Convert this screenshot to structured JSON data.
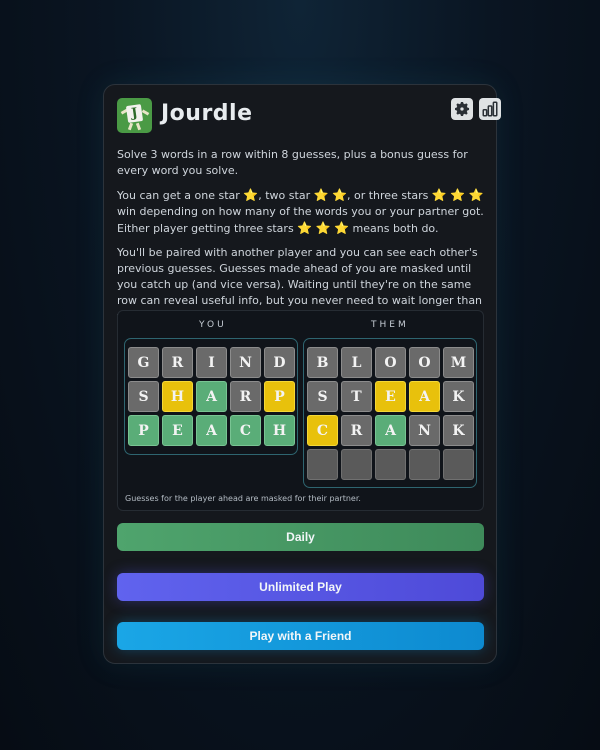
{
  "app": {
    "title": "Jourdle",
    "logo_letter": "J"
  },
  "intro": {
    "p1": "Solve 3 words in a row within 8 guesses, plus a bonus guess for every word you solve.",
    "p2_a": "You can get a one star",
    "p2_b": ", two star",
    "p2_c": ", or three stars",
    "p2_d": "win depending on how many of the words you or your partner got. Either player getting three stars",
    "p2_e": "means both do.",
    "p3": "You'll be paired with another player and you can see each other's previous guesses. Guesses made ahead of you are masked until you catch up (and vice versa). Waiting until they're on the same row can reveal useful info, but you never need to wait longer than that.",
    "star": "⭐"
  },
  "board": {
    "you_label": "YOU",
    "them_label": "THEM",
    "note": "Guesses for the player ahead are masked for their partner.",
    "you_rows": [
      [
        {
          "l": "G",
          "s": "gray"
        },
        {
          "l": "R",
          "s": "gray"
        },
        {
          "l": "I",
          "s": "gray"
        },
        {
          "l": "N",
          "s": "gray"
        },
        {
          "l": "D",
          "s": "gray"
        }
      ],
      [
        {
          "l": "S",
          "s": "gray"
        },
        {
          "l": "H",
          "s": "yellow"
        },
        {
          "l": "A",
          "s": "green"
        },
        {
          "l": "R",
          "s": "gray"
        },
        {
          "l": "P",
          "s": "yellow"
        }
      ],
      [
        {
          "l": "P",
          "s": "green"
        },
        {
          "l": "E",
          "s": "green"
        },
        {
          "l": "A",
          "s": "green"
        },
        {
          "l": "C",
          "s": "green"
        },
        {
          "l": "H",
          "s": "green"
        }
      ]
    ],
    "them_rows": [
      [
        {
          "l": "B",
          "s": "gray"
        },
        {
          "l": "L",
          "s": "gray"
        },
        {
          "l": "O",
          "s": "gray"
        },
        {
          "l": "O",
          "s": "gray"
        },
        {
          "l": "M",
          "s": "gray"
        }
      ],
      [
        {
          "l": "S",
          "s": "gray"
        },
        {
          "l": "T",
          "s": "gray"
        },
        {
          "l": "E",
          "s": "yellow"
        },
        {
          "l": "A",
          "s": "yellow"
        },
        {
          "l": "K",
          "s": "gray"
        }
      ],
      [
        {
          "l": "C",
          "s": "yellow"
        },
        {
          "l": "R",
          "s": "gray"
        },
        {
          "l": "A",
          "s": "green"
        },
        {
          "l": "N",
          "s": "gray"
        },
        {
          "l": "K",
          "s": "gray"
        }
      ],
      [
        {
          "l": "",
          "s": "empty"
        },
        {
          "l": "",
          "s": "empty"
        },
        {
          "l": "",
          "s": "empty"
        },
        {
          "l": "",
          "s": "empty"
        },
        {
          "l": "",
          "s": "empty"
        }
      ]
    ]
  },
  "buttons": {
    "daily": "Daily",
    "unlimited": "Unlimited Play",
    "friend": "Play with a Friend"
  },
  "icons": {
    "settings": "gear-icon",
    "stats": "bar-chart-icon"
  },
  "colors": {
    "green": "#5aad78",
    "yellow": "#e8c10c",
    "gray": "#6a6a6a"
  }
}
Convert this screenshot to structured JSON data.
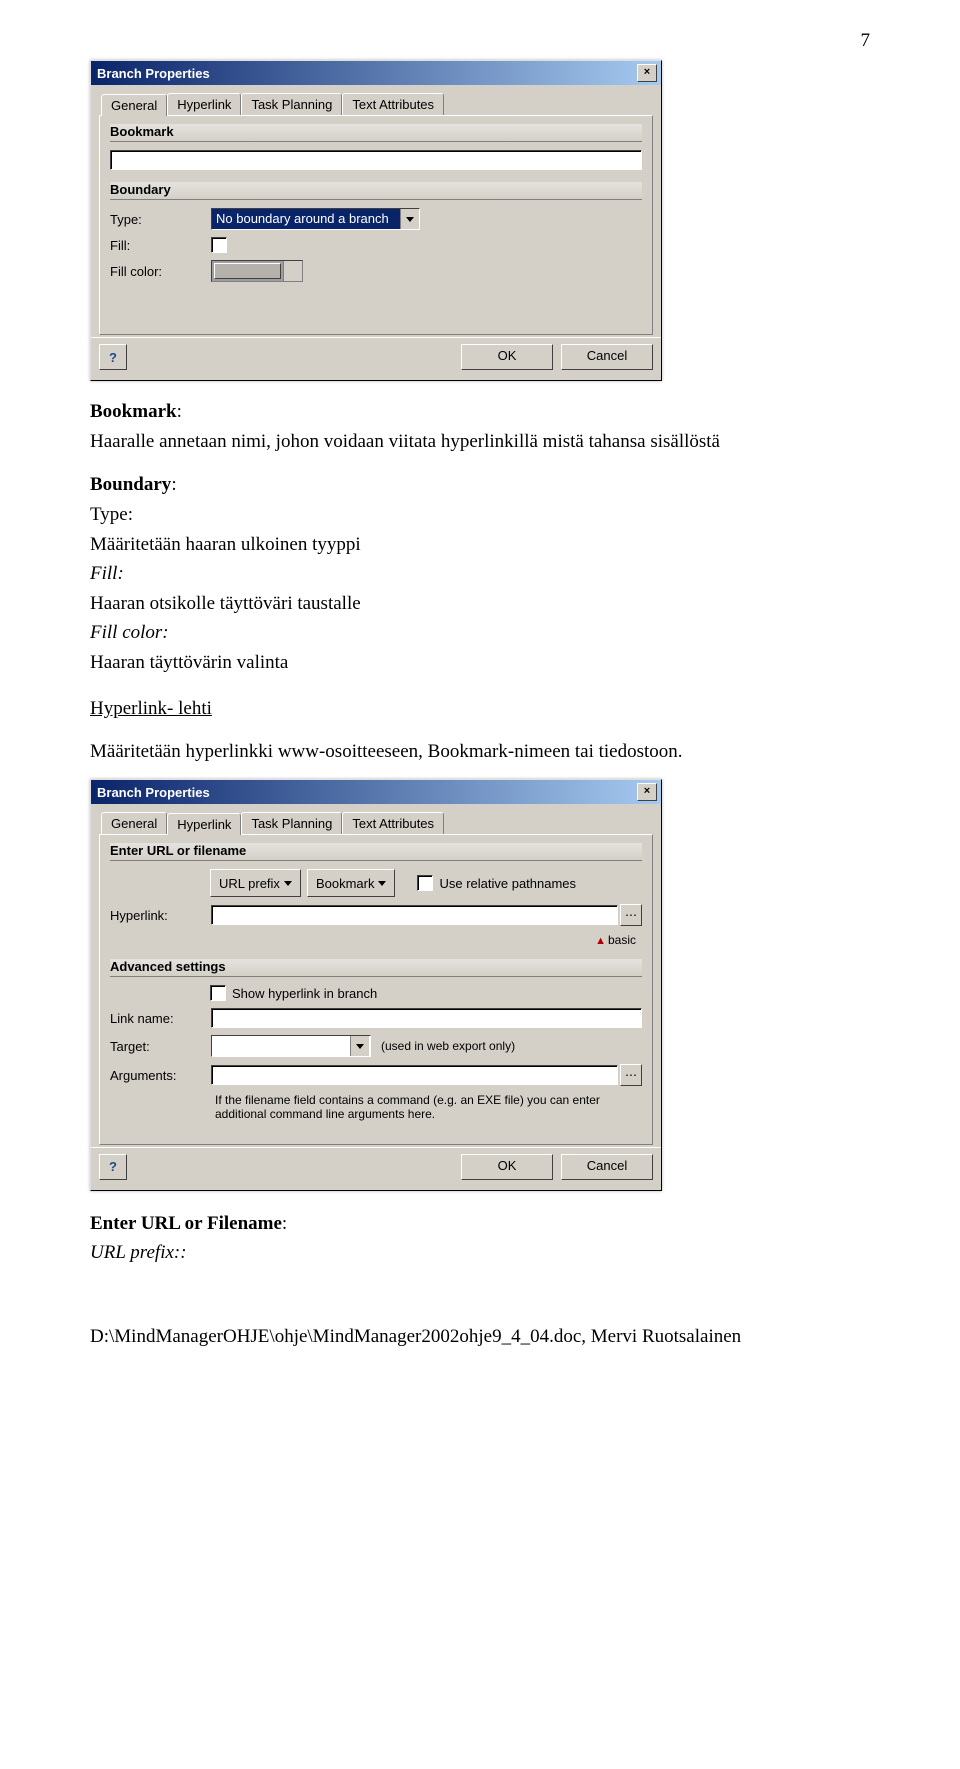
{
  "page_number": "7",
  "dialog1": {
    "title": "Branch Properties",
    "tabs": [
      "General",
      "Hyperlink",
      "Task Planning",
      "Text Attributes"
    ],
    "active_tab": 0,
    "sections": {
      "bookmark": {
        "title": "Bookmark",
        "value": ""
      },
      "boundary": {
        "title": "Boundary",
        "type_label": "Type:",
        "type_value": "No boundary around a branch",
        "fill_label": "Fill:",
        "fill_checked": false,
        "fillcolor_label": "Fill color:"
      }
    },
    "ok": "OK",
    "cancel": "Cancel"
  },
  "text1": {
    "bookmark_h": "Bookmark",
    "bookmark_p": "Haaralle annetaan nimi, johon voidaan viitata hyperlinkillä mistä tahansa sisällöstä",
    "boundary_h": "Boundary",
    "boundary_type": "Type:",
    "boundary_type_desc": "Määritetään haaran ulkoinen tyyppi",
    "fill": "Fill:",
    "fill_desc": "Haaran otsikolle täyttöväri taustalle",
    "fillcolor": "Fill color:",
    "fillcolor_desc": "Haaran täyttövärin valinta",
    "hyperlink_h": "Hyperlink- lehti",
    "hyperlink_p": "Määritetään hyperlinkki www-osoitteeseen, Bookmark-nimeen tai tiedostoon."
  },
  "dialog2": {
    "title": "Branch Properties",
    "tabs": [
      "General",
      "Hyperlink",
      "Task Planning",
      "Text Attributes"
    ],
    "active_tab": 1,
    "enter_section": {
      "title": "Enter URL or filename",
      "url_prefix_btn": "URL prefix",
      "bookmark_btn": "Bookmark",
      "use_relative_label": "Use relative pathnames",
      "hyperlink_label": "Hyperlink:",
      "hyperlink_value": ""
    },
    "basic_label": "basic",
    "advanced_section": {
      "title": "Advanced settings",
      "show_hyperlink_label": "Show hyperlink in branch",
      "linkname_label": "Link name:",
      "linkname_value": "",
      "target_label": "Target:",
      "target_value": "",
      "target_hint": "(used in web export only)",
      "arguments_label": "Arguments:",
      "arguments_value": "",
      "arguments_hint": "If the filename field contains a command (e.g. an EXE file) you can enter additional command line arguments here."
    },
    "ok": "OK",
    "cancel": "Cancel"
  },
  "text2": {
    "enter_h": "Enter URL or Filename",
    "url_prefix": "URL prefix::"
  },
  "footer": "D:\\MindManagerOHJE\\ohje\\MindManager2002ohje9_4_04.doc, Mervi Ruotsalainen"
}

════════════════

AIM:
Copy the listing exactly. Any image in it stays out of the copy.

WORKED ANSWER:
Convert this screenshot to structured JSON data.
{
  "app": {
    "title": "Jourdle",
    "logo_letter": "J"
  },
  "intro": {
    "p1": "Solve 3 words in a row within 8 guesses, plus a bonus guess for every word you solve.",
    "p2_a": "You can get a one star",
    "p2_b": ", two star",
    "p2_c": ", or three stars",
    "p2_d": "win depending on how many of the words you or your partner got. Either player getting three stars",
    "p2_e": "means both do.",
    "p3": "You'll be paired with another player and you can see each other's previous guesses. Guesses made ahead of you are masked until you catch up (and vice versa). Waiting until they're on the same row can reveal useful info, but you never need to wait longer than that.",
    "star": "⭐"
  },
  "board": {
    "you_label": "YOU",
    "them_label": "THEM",
    "note": "Guesses for the player ahead are masked for their partner.",
    "you_rows": [
      [
        {
          "l": "G",
          "s": "gray"
        },
        {
          "l": "R",
          "s": "gray"
        },
        {
          "l": "I",
          "s": "gray"
        },
        {
          "l": "N",
          "s": "gray"
        },
        {
          "l": "D",
          "s": "gray"
        }
      ],
      [
        {
          "l": "S",
          "s": "gray"
        },
        {
          "l": "H",
          "s": "yellow"
        },
        {
          "l": "A",
          "s": "green"
        },
        {
          "l": "R",
          "s": "gray"
        },
        {
          "l": "P",
          "s": "yellow"
        }
      ],
      [
        {
          "l": "P",
          "s": "green"
        },
        {
          "l": "E",
          "s": "green"
        },
        {
          "l": "A",
          "s": "green"
        },
        {
          "l": "C",
          "s": "green"
        },
        {
          "l": "H",
          "s": "green"
        }
      ]
    ],
    "them_rows": [
      [
        {
          "l": "B",
          "s": "gray"
        },
        {
          "l": "L",
          "s": "gray"
        },
        {
          "l": "O",
          "s": "gray"
        },
        {
          "l": "O",
          "s": "gray"
        },
        {
          "l": "M",
          "s": "gray"
        }
      ],
      [
        {
          "l": "S",
          "s": "gray"
        },
        {
          "l": "T",
          "s": "gray"
        },
        {
          "l": "E",
          "s": "yellow"
        },
        {
          "l": "A",
          "s": "yellow"
        },
        {
          "l": "K",
          "s": "gray"
        }
      ],
      [
        {
          "l": "C",
          "s": "yellow"
        },
        {
          "l": "R",
          "s": "gray"
        },
        {
          "l": "A",
          "s": "green"
        },
        {
          "l": "N",
          "s": "gray"
        },
        {
          "l": "K",
          "s": "gray"
        }
      ],
      [
        {
          "l": "",
          "s": "empty"
        },
        {
          "l": "",
          "s": "empty"
        },
        {
          "l": "",
          "s": "empty"
        },
        {
          "l": "",
          "s": "empty"
        },
        {
          "l": "",
          "s": "empty"
        }
      ]
    ]
  },
  "buttons": {
    "daily": "Daily",
    "unlimited": "Unlimited Play",
    "friend": "Play with a Friend"
  },
  "icons": {
    "settings": "gear-icon",
    "stats": "bar-chart-icon"
  },
  "colors": {
    "green": "#5aad78",
    "yellow": "#e8c10c",
    "gray": "#6a6a6a"
  }
}
Convert this screenshot to structured JSON data.
{
  "page_number": "7",
  "dialog1": {
    "title": "Branch Properties",
    "tabs": [
      "General",
      "Hyperlink",
      "Task Planning",
      "Text Attributes"
    ],
    "active_tab": 0,
    "sections": {
      "bookmark": {
        "title": "Bookmark",
        "value": ""
      },
      "boundary": {
        "title": "Boundary",
        "type_label": "Type:",
        "type_value": "No boundary around a branch",
        "fill_label": "Fill:",
        "fill_checked": false,
        "fillcolor_label": "Fill color:"
      }
    },
    "ok": "OK",
    "cancel": "Cancel"
  },
  "text1": {
    "bookmark_h": "Bookmark",
    "bookmark_p": "Haaralle annetaan nimi, johon voidaan viitata hyperlinkillä mistä tahansa sisällöstä",
    "boundary_h": "Boundary",
    "boundary_type": "Type:",
    "boundary_type_desc": "Määritetään haaran ulkoinen tyyppi",
    "fill": "Fill:",
    "fill_desc": "Haaran otsikolle täyttöväri taustalle",
    "fillcolor": "Fill color:",
    "fillcolor_desc": "Haaran täyttövärin valinta",
    "hyperlink_h": "Hyperlink- lehti",
    "hyperlink_p": "Määritetään hyperlinkki www-osoitteeseen, Bookmark-nimeen tai tiedostoon."
  },
  "dialog2": {
    "title": "Branch Properties",
    "tabs": [
      "General",
      "Hyperlink",
      "Task Planning",
      "Text Attributes"
    ],
    "active_tab": 1,
    "enter_section": {
      "title": "Enter URL or filename",
      "url_prefix_btn": "URL prefix",
      "bookmark_btn": "Bookmark",
      "use_relative_label": "Use relative pathnames",
      "hyperlink_label": "Hyperlink:",
      "hyperlink_value": ""
    },
    "basic_label": "basic",
    "advanced_section": {
      "title": "Advanced settings",
      "show_hyperlink_label": "Show hyperlink in branch",
      "linkname_label": "Link name:",
      "linkname_value": "",
      "target_label": "Target:",
      "target_value": "",
      "target_hint": "(used in web export only)",
      "arguments_label": "Arguments:",
      "arguments_value": "",
      "arguments_hint": "If the filename field contains a command (e.g. an EXE file) you can enter additional command line arguments here."
    },
    "ok": "OK",
    "cancel": "Cancel"
  },
  "text2": {
    "enter_h": "Enter URL or Filename",
    "url_prefix": "URL prefix::"
  },
  "footer": "D:\\MindManagerOHJE\\ohje\\MindManager2002ohje9_4_04.doc, Mervi Ruotsalainen"
}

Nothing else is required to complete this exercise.